◆ Working data:
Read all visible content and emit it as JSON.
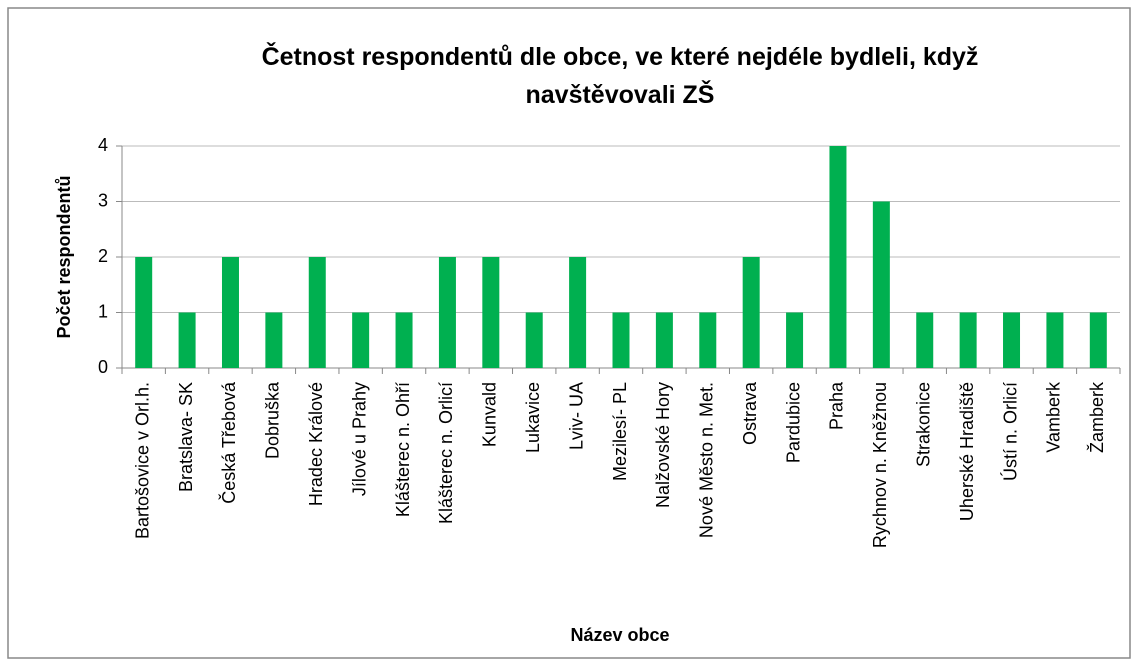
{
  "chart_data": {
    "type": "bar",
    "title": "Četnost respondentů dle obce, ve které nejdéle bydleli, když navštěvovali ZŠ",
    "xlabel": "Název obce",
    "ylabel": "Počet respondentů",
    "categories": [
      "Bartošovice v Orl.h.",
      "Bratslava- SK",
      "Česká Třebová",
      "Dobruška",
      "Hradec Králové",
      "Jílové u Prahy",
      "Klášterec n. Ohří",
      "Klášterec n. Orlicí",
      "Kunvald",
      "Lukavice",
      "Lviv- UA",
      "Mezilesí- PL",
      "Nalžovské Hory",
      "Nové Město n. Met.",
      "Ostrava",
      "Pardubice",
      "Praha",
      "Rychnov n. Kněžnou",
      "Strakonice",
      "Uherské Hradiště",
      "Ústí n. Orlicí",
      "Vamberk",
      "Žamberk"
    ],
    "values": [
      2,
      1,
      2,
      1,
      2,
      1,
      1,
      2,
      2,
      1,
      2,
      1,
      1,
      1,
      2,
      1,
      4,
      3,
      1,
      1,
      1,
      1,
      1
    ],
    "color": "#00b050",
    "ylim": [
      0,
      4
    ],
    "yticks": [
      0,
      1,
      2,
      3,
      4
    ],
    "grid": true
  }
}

* * *

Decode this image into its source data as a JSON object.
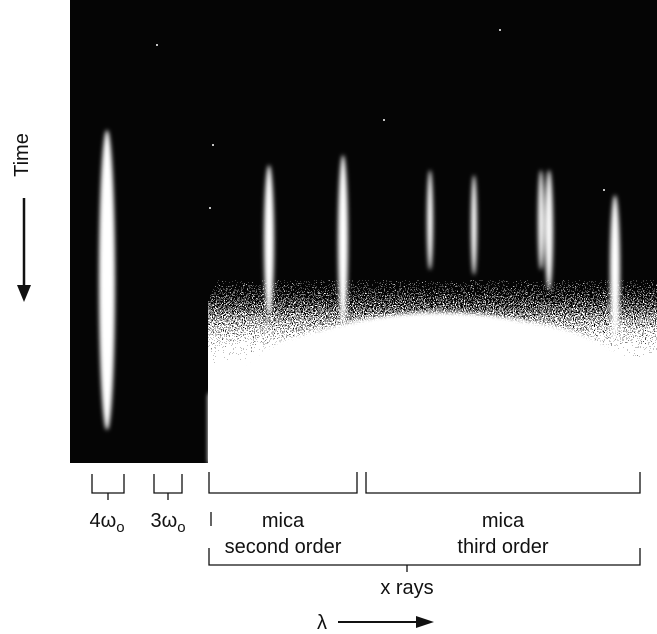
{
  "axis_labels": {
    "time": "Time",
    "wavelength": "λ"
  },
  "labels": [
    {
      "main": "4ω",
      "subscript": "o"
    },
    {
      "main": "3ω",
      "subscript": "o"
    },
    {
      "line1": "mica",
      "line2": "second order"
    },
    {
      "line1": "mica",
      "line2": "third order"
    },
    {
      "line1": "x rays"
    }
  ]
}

◆ Task statement: Using the listing above, show each line holding the string "JSON".

◆ Finished answer:
Read all visible content and emit it as JSON.
Decode this image into its source data as a JSON object.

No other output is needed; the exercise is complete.